▶ [Problem to work on] Please pick out every line in the entries below that contains the string "JOVEYLO", treating uppercase and lowercase as different.

___ Records for the task ___

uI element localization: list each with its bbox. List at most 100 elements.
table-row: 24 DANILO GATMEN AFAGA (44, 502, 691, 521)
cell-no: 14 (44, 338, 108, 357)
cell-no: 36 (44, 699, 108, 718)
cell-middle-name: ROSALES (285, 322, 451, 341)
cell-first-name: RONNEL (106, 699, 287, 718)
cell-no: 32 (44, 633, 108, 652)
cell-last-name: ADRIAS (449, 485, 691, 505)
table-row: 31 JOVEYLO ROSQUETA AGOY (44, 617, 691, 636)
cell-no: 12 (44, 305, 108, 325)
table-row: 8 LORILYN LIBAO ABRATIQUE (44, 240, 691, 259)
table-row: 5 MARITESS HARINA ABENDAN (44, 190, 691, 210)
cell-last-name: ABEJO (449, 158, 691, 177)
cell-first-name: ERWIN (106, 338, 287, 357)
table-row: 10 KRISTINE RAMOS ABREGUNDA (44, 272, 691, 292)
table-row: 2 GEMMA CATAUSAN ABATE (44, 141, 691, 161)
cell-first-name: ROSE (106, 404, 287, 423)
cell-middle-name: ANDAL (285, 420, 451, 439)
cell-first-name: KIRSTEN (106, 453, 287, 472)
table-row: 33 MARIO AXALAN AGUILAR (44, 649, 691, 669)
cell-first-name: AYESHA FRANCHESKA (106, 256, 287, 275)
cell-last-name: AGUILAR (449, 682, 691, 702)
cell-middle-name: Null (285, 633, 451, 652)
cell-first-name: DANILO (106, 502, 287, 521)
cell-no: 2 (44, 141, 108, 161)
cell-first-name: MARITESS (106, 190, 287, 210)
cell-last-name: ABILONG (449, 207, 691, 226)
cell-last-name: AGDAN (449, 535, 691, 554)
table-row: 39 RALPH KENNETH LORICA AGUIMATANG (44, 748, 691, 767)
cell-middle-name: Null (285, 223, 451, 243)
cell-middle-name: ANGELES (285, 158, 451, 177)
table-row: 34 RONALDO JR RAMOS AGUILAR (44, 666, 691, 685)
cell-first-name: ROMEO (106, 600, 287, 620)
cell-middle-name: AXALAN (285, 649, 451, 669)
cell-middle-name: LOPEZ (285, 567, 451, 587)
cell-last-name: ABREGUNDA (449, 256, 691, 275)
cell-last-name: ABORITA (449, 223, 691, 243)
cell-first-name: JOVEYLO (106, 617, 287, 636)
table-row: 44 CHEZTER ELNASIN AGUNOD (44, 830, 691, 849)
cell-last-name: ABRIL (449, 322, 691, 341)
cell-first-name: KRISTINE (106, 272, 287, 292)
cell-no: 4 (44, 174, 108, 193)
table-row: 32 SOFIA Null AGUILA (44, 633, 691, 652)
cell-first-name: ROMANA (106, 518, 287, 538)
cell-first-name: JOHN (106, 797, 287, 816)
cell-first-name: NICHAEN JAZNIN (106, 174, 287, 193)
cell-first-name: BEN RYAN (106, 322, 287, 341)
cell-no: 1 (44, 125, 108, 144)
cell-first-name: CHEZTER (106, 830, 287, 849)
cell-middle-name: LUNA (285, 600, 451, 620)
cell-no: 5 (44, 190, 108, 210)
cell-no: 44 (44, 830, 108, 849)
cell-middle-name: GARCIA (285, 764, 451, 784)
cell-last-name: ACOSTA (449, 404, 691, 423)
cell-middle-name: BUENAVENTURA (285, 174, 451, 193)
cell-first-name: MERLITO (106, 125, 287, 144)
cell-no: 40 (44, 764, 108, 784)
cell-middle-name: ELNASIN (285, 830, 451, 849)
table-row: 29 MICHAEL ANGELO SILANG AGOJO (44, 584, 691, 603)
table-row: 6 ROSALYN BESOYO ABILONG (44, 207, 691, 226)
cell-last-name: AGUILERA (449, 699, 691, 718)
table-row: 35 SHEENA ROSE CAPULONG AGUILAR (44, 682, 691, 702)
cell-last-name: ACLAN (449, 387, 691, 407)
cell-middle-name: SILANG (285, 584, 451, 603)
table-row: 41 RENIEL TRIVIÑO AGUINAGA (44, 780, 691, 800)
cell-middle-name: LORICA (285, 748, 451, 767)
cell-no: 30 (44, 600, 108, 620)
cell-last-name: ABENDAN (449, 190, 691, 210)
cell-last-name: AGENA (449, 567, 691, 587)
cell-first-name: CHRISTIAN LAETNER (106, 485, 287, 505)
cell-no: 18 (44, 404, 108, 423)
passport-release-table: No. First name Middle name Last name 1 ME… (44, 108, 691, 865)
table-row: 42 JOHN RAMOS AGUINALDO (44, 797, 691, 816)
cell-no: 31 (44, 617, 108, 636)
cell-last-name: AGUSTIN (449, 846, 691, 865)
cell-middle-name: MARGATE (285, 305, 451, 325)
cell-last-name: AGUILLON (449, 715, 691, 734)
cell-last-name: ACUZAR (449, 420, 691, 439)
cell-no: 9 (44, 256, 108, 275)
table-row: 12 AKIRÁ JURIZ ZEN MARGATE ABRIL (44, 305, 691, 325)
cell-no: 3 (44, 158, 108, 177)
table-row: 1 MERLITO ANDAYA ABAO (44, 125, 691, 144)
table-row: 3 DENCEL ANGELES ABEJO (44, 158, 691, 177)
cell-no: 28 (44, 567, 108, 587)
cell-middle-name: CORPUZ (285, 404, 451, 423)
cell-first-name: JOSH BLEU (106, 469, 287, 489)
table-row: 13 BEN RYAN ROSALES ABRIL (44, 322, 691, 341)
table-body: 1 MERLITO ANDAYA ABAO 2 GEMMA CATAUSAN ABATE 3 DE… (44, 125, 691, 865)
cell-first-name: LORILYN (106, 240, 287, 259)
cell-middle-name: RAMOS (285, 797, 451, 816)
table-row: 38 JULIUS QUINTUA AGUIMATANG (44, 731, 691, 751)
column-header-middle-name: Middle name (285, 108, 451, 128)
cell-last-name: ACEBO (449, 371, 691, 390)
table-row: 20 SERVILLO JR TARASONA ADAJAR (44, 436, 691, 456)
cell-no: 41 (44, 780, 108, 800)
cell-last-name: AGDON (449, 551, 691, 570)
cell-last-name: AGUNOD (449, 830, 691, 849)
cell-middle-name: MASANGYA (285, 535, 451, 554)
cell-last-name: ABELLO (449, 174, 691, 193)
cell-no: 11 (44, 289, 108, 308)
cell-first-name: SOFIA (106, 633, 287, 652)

___

▶ [Solution]
table-row: 31 JOVEYLO ROSQUETA AGOY (44, 617, 691, 636)
cell-first-name: JOVEYLO (106, 617, 287, 636)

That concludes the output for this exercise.